[START Stored records]
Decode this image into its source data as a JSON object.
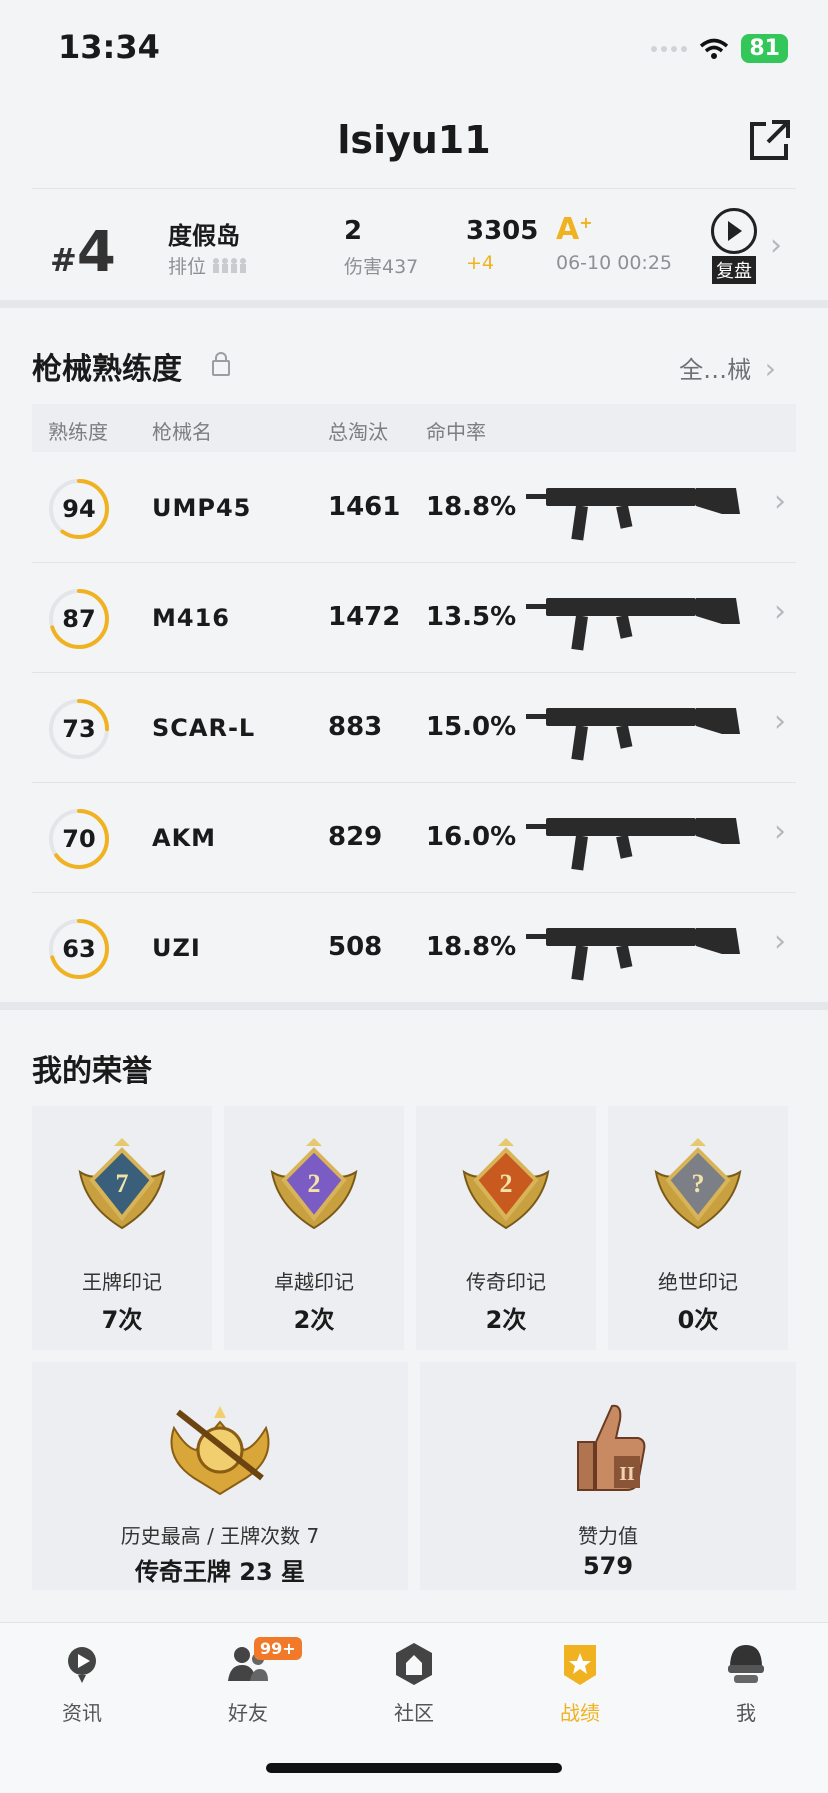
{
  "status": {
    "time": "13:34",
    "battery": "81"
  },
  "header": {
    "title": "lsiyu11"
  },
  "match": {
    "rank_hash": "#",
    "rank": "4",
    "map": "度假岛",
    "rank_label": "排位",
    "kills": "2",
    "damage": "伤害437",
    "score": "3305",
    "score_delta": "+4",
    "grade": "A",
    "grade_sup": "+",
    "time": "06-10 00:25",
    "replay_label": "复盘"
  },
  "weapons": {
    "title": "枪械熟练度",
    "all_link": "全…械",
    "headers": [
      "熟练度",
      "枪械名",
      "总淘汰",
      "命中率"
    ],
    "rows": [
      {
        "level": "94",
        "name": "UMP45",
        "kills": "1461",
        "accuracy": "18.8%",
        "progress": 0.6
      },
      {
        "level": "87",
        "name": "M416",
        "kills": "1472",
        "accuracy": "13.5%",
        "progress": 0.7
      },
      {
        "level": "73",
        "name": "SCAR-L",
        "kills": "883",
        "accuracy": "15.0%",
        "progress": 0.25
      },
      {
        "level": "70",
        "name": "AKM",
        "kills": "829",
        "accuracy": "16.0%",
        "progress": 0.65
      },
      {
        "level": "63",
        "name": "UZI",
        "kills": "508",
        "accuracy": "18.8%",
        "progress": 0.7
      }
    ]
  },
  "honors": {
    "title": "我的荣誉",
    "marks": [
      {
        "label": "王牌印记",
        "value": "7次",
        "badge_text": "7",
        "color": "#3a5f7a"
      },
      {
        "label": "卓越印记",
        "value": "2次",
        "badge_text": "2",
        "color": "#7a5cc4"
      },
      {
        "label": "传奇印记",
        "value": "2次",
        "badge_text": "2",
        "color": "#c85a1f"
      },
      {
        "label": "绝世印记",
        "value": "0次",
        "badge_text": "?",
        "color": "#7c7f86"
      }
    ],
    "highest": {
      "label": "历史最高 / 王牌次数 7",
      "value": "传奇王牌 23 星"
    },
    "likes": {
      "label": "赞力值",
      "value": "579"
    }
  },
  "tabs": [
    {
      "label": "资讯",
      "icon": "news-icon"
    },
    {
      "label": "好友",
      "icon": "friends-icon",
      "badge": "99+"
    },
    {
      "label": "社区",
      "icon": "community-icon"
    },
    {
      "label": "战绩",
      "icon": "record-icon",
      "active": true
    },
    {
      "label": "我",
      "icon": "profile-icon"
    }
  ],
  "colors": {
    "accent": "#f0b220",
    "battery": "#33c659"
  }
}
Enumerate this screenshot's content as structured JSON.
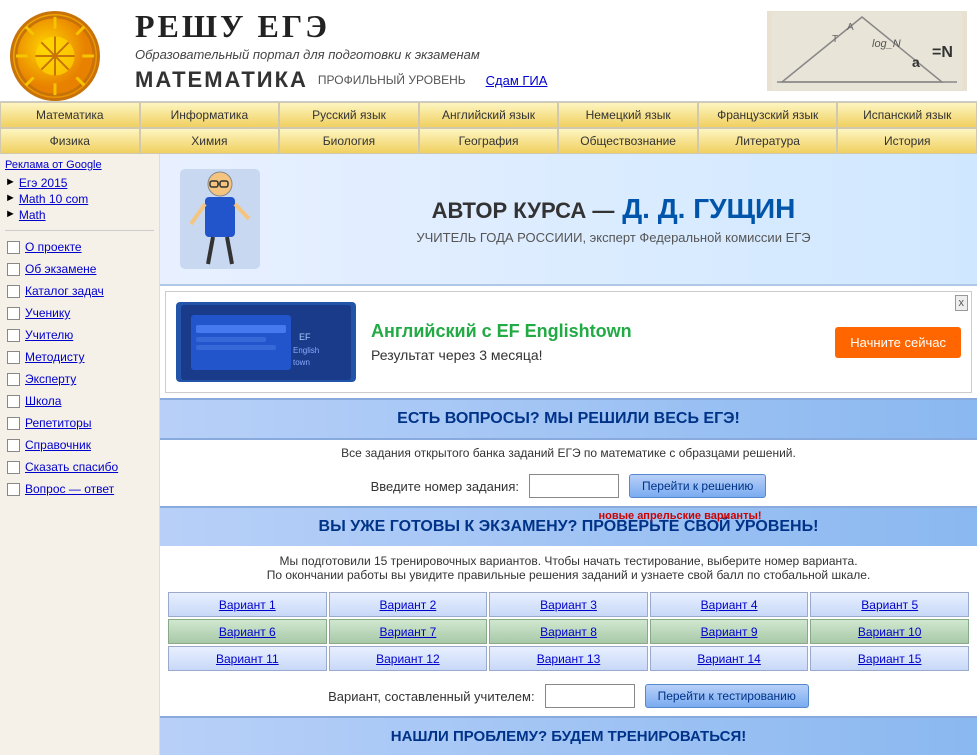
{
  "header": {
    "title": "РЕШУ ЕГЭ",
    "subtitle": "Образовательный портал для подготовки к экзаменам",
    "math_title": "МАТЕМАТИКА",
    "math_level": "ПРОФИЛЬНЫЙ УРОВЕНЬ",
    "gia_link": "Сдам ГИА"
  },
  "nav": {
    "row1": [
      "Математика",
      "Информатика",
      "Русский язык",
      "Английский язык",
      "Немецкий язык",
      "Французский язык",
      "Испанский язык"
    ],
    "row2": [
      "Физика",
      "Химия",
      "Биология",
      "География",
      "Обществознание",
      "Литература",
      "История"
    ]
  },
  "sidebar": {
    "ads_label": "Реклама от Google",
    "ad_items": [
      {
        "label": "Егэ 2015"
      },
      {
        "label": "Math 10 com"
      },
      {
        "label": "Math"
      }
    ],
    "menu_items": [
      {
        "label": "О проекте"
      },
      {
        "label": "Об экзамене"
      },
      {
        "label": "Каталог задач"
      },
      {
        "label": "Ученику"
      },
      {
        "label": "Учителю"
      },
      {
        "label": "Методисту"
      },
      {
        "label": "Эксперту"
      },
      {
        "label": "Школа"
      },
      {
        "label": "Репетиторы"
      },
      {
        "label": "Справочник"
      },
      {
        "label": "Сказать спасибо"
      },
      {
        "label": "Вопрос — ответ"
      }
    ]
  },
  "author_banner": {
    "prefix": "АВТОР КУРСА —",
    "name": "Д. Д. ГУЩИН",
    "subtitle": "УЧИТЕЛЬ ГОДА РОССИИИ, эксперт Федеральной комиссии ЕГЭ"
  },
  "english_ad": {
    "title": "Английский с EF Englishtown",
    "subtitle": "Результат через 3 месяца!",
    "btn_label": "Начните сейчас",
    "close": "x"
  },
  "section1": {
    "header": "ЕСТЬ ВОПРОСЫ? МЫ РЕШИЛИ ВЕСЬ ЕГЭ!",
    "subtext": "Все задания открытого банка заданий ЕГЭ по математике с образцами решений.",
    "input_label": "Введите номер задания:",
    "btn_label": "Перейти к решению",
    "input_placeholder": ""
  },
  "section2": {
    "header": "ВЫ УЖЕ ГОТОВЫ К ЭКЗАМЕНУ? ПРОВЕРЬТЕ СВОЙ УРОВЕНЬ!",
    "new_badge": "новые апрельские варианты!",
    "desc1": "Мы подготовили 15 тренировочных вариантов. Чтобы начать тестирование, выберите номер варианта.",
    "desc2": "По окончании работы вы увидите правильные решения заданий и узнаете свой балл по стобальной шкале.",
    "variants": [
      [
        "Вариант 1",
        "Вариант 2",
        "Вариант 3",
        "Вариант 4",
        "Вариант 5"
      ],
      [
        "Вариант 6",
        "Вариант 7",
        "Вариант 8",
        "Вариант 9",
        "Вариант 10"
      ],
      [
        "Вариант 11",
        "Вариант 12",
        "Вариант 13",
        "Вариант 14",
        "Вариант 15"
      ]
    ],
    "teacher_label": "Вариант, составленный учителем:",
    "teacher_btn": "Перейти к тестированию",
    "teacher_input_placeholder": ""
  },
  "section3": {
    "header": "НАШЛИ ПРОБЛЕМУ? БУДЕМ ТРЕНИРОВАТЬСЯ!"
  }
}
[END Stored records]
* _What is being asked_
Search the data above for the string "value" and return every line that has it.

* _Solution for this problem_
        "value": "7次",
        "value": "2次",
        "value": "2次",
        "value": "0次",
      "value": "传奇王牌 23 星"
      "value": "579"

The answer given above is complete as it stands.